__What to do__. Copy each line where the word "учетом" occurs.

[Saved entries]

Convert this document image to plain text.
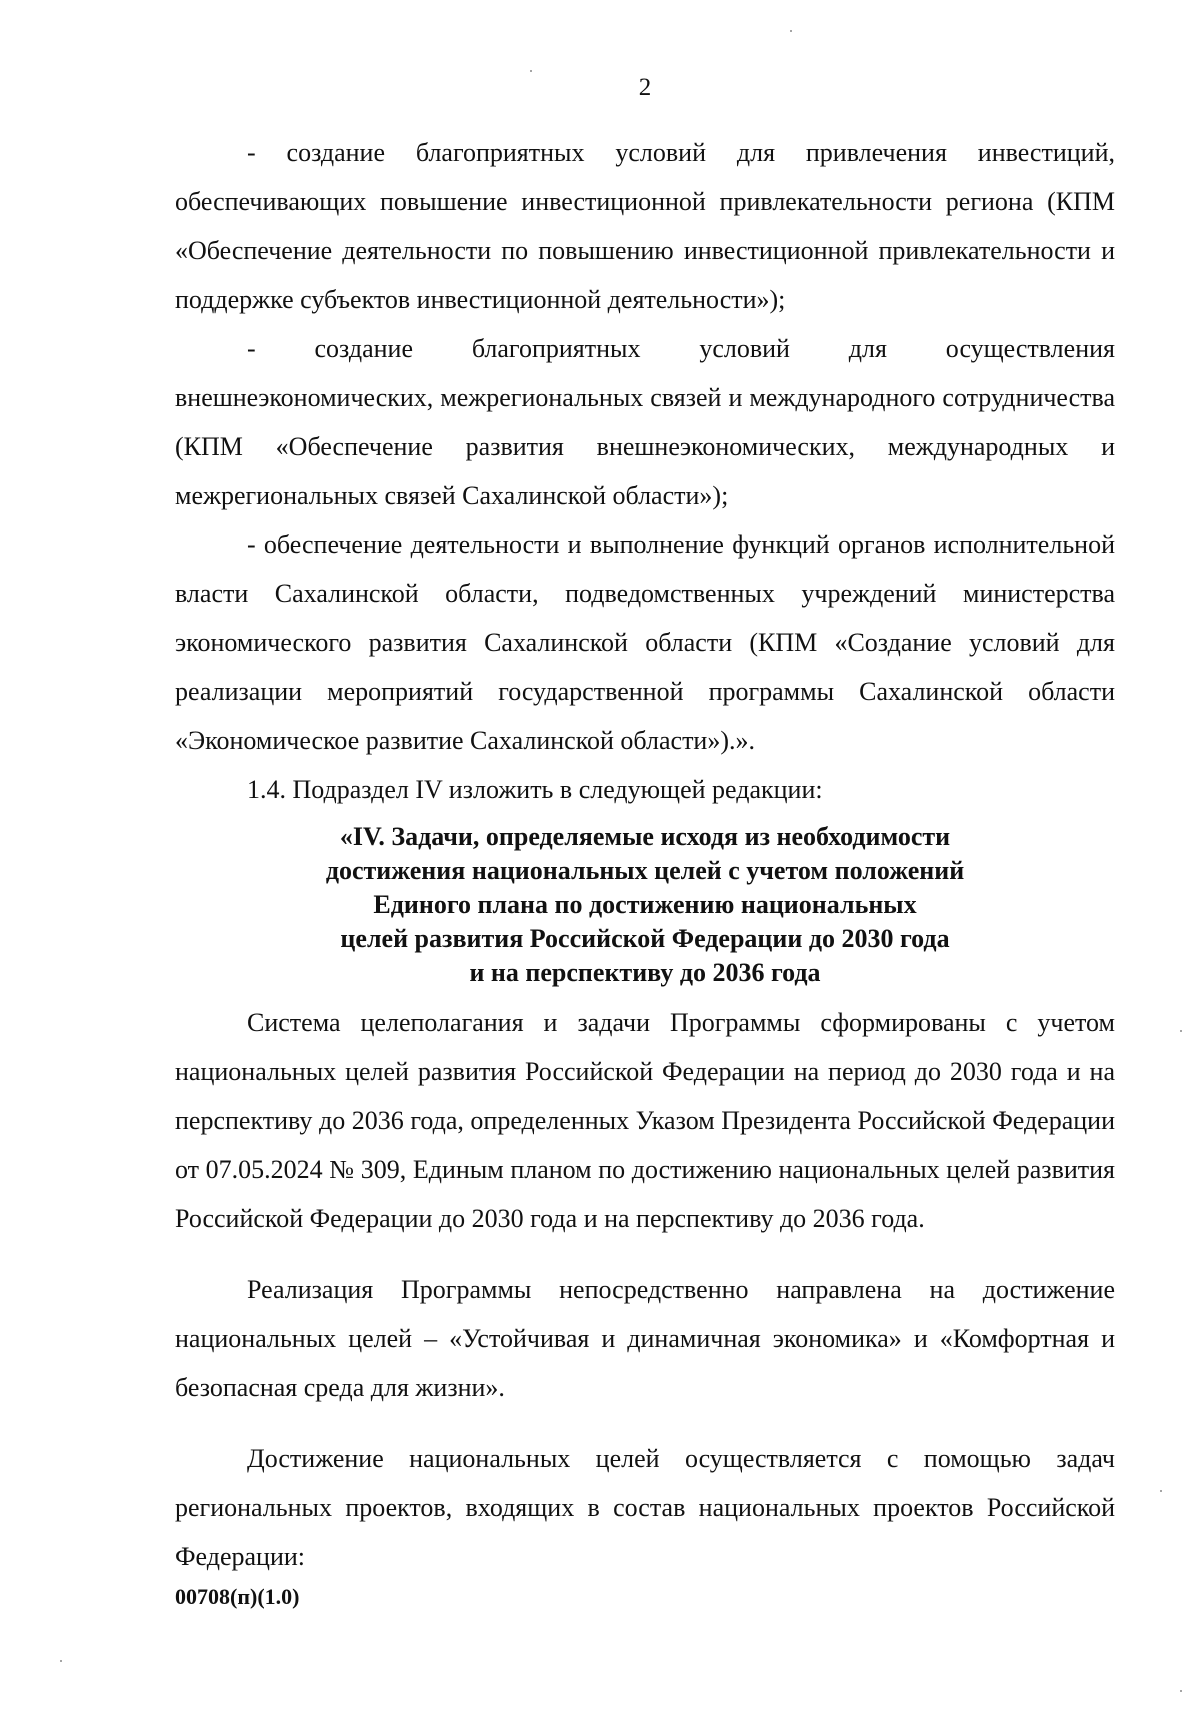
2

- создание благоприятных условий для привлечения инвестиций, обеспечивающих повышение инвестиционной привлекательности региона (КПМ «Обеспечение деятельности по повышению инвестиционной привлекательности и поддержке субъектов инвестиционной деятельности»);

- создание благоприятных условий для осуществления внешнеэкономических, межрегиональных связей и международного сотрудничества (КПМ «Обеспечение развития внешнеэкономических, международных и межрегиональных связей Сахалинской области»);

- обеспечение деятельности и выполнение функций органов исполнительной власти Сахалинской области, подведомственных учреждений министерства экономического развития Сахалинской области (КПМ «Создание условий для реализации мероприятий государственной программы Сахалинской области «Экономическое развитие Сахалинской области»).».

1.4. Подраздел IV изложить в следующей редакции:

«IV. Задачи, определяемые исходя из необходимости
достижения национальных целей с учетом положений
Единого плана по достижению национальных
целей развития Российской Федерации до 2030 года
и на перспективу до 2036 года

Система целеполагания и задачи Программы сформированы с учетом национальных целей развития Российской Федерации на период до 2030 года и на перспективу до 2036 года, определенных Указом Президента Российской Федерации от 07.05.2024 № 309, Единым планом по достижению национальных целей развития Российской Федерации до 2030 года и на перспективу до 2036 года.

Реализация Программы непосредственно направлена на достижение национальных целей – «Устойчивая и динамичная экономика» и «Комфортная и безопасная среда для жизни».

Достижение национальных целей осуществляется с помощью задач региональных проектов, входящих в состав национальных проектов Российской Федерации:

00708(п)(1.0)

__Reply to the exercise__.
достижения национальных целей с учетом положений
Система целеполагания и задачи Программы сформированы с учетом национальных целей развития Российской Федерации на период до 2030 года и на перспективу до 2036 года, определенных Указом Президента Российской Федерации от 07.05.2024 № 309, Единым планом по достижению национальных целей развития Российской Федерации до 2030 года и на перспективу до 2036 года.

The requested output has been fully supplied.